DATA SUPPLIED -
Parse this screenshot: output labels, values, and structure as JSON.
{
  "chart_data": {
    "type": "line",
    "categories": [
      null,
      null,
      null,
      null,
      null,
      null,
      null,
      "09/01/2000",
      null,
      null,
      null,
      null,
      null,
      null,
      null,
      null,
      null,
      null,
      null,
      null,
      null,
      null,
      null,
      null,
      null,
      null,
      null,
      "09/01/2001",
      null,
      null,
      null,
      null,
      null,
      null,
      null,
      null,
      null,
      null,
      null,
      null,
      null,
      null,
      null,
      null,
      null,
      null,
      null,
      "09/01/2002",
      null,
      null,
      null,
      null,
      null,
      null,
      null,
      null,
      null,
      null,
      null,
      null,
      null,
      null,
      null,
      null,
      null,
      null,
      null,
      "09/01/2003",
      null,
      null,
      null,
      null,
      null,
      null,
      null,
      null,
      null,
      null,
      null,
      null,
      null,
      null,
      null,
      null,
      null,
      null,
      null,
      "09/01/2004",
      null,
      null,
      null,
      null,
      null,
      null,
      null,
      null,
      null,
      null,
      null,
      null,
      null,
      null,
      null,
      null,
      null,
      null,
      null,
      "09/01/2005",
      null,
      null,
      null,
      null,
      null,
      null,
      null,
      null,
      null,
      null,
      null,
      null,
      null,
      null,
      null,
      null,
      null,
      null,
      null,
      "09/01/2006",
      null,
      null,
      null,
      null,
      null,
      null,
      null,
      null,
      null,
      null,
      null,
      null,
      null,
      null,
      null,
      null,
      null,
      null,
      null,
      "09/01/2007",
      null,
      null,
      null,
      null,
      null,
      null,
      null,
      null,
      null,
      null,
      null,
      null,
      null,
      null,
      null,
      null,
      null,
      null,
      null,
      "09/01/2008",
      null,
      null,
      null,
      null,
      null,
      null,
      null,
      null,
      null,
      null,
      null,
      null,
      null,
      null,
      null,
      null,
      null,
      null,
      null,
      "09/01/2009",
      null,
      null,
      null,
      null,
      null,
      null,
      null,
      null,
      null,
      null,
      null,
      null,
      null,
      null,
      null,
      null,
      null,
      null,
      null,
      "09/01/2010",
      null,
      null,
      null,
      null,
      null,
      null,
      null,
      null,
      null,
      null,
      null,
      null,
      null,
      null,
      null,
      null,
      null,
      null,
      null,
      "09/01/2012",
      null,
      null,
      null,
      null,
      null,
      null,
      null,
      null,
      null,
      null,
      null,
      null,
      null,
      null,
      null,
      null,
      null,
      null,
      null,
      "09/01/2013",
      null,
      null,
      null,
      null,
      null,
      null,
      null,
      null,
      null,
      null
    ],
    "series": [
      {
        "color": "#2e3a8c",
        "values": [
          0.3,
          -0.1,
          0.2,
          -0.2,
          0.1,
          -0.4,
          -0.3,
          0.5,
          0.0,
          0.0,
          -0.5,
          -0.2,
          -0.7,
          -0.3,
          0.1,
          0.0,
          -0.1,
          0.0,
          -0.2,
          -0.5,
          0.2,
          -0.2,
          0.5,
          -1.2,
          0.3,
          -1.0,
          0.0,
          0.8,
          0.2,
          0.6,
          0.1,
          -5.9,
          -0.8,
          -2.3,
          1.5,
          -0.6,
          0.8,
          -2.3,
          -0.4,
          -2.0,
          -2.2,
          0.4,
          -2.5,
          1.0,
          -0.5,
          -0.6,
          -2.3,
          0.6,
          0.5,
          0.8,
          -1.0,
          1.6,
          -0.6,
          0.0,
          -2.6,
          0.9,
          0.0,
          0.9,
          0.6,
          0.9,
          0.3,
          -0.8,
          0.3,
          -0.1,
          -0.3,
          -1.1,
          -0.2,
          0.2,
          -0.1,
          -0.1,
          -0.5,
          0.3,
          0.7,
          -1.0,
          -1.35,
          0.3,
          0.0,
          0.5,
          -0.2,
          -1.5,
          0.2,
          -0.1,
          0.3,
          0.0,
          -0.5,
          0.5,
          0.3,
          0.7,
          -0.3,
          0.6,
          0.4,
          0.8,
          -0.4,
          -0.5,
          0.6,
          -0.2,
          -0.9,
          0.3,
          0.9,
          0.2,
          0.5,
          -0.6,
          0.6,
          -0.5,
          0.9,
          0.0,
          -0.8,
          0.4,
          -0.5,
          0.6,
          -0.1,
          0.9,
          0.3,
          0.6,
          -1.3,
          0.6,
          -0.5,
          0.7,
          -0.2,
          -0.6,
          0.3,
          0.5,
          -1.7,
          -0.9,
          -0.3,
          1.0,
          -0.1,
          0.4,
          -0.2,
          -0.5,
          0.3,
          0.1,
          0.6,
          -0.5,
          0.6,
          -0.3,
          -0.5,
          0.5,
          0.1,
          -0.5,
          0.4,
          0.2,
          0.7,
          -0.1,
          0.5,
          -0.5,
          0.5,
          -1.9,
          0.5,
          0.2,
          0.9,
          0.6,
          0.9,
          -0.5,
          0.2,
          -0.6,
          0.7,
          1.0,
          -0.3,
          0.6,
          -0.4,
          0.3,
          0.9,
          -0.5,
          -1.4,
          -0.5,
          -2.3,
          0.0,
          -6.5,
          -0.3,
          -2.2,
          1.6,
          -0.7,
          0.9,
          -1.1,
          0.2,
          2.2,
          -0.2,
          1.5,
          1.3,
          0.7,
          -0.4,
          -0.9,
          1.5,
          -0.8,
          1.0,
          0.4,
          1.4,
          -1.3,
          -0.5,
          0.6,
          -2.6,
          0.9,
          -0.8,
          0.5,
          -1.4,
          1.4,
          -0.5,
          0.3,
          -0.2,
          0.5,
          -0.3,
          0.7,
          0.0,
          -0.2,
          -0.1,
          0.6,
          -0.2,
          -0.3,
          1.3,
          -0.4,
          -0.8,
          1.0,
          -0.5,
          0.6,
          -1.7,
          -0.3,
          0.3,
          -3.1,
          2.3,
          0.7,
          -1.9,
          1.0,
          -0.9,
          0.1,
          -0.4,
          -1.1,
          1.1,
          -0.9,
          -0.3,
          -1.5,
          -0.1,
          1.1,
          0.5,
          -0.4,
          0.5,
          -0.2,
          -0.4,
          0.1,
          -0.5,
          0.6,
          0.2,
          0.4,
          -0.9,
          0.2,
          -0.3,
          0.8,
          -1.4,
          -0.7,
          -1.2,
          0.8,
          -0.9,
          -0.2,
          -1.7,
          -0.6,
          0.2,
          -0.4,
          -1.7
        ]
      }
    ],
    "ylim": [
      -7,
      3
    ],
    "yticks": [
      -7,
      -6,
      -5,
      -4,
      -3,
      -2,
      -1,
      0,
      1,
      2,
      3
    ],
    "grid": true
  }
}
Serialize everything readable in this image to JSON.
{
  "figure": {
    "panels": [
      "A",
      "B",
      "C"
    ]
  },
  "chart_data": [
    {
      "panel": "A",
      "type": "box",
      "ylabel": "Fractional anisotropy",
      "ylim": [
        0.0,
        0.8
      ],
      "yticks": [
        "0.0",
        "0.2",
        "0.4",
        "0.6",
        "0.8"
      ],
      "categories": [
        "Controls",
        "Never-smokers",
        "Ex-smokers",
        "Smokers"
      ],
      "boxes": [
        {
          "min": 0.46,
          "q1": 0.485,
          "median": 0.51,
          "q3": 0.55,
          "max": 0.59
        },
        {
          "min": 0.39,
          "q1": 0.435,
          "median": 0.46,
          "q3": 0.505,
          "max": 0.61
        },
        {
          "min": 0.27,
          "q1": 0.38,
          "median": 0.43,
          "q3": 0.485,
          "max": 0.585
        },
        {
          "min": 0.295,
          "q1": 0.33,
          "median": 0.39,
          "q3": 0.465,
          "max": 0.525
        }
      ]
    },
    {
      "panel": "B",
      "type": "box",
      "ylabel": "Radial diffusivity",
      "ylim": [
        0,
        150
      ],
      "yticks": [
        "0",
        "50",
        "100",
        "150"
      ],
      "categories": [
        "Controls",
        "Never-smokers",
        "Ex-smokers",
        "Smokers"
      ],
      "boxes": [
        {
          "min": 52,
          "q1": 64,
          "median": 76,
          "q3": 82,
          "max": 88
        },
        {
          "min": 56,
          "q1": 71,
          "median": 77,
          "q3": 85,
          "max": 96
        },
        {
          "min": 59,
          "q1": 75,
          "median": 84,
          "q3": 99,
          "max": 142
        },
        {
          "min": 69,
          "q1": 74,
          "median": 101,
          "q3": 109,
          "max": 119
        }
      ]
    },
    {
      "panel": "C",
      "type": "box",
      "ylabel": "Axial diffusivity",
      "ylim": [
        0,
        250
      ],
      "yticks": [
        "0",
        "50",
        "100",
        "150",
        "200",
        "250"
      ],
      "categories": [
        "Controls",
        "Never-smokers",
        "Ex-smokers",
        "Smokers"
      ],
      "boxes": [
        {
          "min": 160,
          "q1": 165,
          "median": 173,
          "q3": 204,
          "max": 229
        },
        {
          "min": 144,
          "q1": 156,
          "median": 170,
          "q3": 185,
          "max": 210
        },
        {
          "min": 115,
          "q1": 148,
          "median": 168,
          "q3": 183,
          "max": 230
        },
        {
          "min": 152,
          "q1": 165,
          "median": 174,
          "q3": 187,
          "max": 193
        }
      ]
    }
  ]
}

EXERCISE AIM - Show every line where the string "JSON" appears.

RESULT OF THIS EXERCISE -
Parse this screenshot: output labels, values, and structure as JSON.
Serialize everything readable in this image to JSON.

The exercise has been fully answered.